**PROMPT:** Copy all lines that contain the word "avec".

* Start *

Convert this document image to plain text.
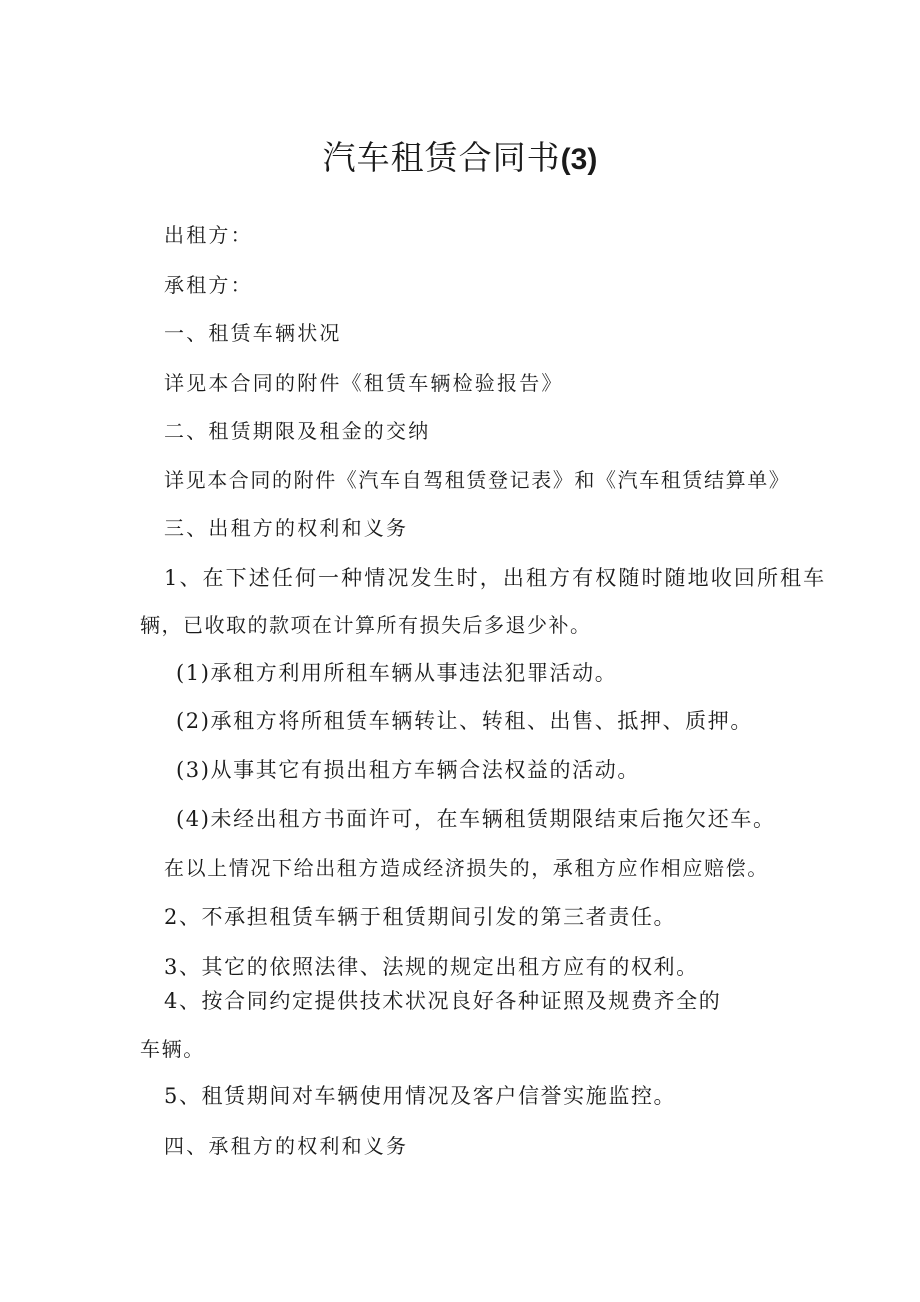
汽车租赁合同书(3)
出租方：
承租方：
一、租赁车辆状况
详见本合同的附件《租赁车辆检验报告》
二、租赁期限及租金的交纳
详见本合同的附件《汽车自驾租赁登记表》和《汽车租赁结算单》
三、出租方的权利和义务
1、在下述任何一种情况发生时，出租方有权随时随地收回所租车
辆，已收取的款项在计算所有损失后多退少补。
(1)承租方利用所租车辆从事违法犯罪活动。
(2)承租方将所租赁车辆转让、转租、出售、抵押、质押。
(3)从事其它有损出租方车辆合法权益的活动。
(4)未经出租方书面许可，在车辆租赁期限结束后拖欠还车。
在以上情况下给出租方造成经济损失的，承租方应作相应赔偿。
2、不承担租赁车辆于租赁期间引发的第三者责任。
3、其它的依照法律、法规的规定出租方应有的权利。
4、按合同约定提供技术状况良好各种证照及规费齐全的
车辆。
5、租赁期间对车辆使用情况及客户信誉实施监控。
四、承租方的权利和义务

* End *
* Start *

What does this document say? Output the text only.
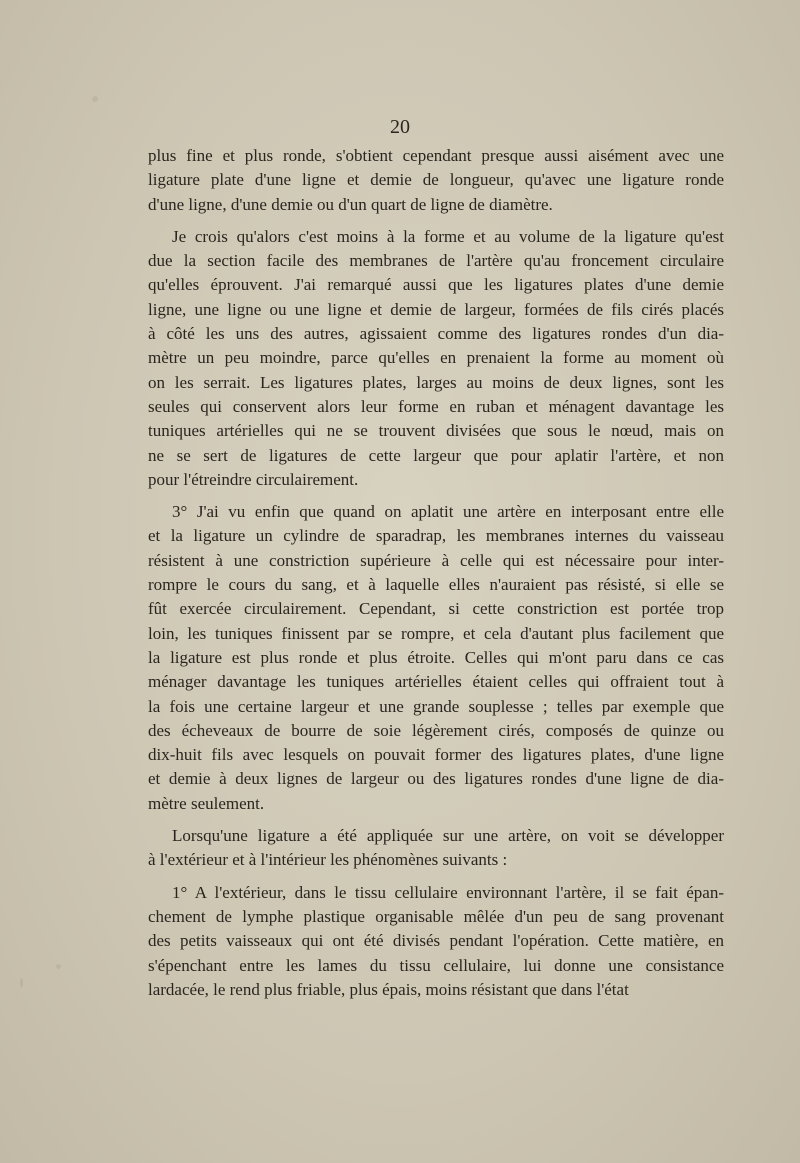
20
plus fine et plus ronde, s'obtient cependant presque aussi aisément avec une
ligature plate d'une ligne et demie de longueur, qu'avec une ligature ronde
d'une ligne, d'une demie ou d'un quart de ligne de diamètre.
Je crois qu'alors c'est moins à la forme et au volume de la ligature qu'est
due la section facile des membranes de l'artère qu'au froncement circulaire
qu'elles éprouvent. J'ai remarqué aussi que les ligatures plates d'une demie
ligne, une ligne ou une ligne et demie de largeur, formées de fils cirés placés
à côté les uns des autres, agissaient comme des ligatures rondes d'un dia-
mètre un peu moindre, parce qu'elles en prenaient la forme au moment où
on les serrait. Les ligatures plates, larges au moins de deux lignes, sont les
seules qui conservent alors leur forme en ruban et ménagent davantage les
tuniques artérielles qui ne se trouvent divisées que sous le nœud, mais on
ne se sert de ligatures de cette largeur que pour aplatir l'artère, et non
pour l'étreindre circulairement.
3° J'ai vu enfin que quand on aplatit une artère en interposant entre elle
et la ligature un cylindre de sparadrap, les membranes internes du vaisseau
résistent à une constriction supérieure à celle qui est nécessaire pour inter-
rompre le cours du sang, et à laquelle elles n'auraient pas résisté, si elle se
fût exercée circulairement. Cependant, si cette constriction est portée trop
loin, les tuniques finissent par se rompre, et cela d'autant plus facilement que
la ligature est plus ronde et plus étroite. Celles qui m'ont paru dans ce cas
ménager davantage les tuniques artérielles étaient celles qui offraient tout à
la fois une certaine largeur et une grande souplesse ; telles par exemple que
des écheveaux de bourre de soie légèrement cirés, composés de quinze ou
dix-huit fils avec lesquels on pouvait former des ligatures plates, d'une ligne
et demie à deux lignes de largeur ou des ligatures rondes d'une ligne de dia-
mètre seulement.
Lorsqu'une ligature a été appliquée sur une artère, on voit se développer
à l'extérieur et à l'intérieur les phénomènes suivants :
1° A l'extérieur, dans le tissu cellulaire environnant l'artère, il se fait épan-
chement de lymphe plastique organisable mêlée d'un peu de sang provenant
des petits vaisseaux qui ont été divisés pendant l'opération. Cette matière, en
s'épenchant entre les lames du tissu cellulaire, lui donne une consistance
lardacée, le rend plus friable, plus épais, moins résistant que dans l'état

* End *
* Start *

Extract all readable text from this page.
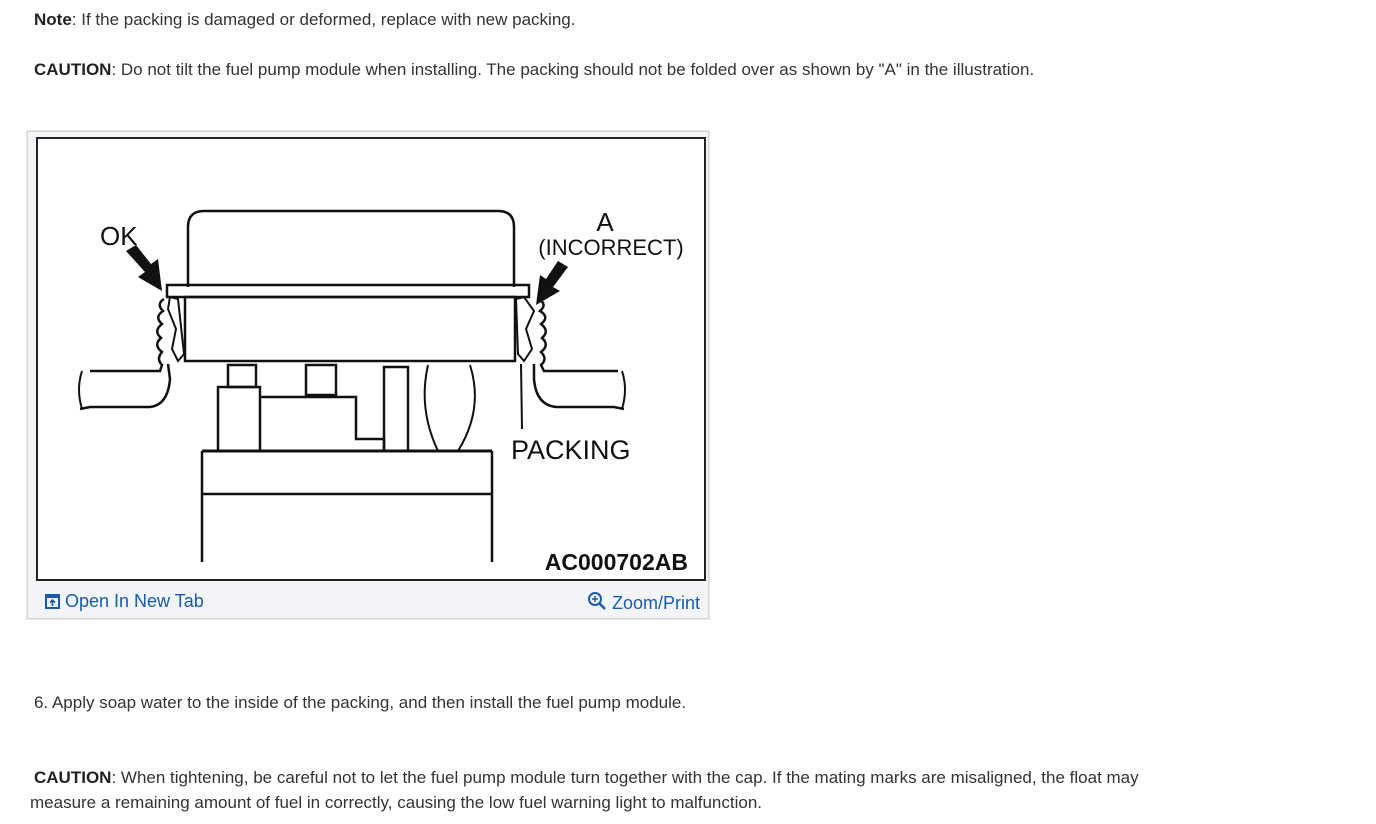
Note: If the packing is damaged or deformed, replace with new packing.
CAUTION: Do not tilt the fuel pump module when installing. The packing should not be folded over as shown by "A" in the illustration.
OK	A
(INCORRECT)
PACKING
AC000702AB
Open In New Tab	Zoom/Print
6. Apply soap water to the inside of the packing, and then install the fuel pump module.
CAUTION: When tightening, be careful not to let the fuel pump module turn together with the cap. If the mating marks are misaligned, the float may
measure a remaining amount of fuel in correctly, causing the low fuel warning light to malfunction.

* End *

**FULL OUTPUT:**
plus fine et plus ronde, s'obtient cependant presque aussi aisément avec une
ligature plate d'une ligne et demie de longueur, qu'avec une ligature ronde
dix-huit fils avec lesquels on pouvait former des ligatures plates, d'une ligne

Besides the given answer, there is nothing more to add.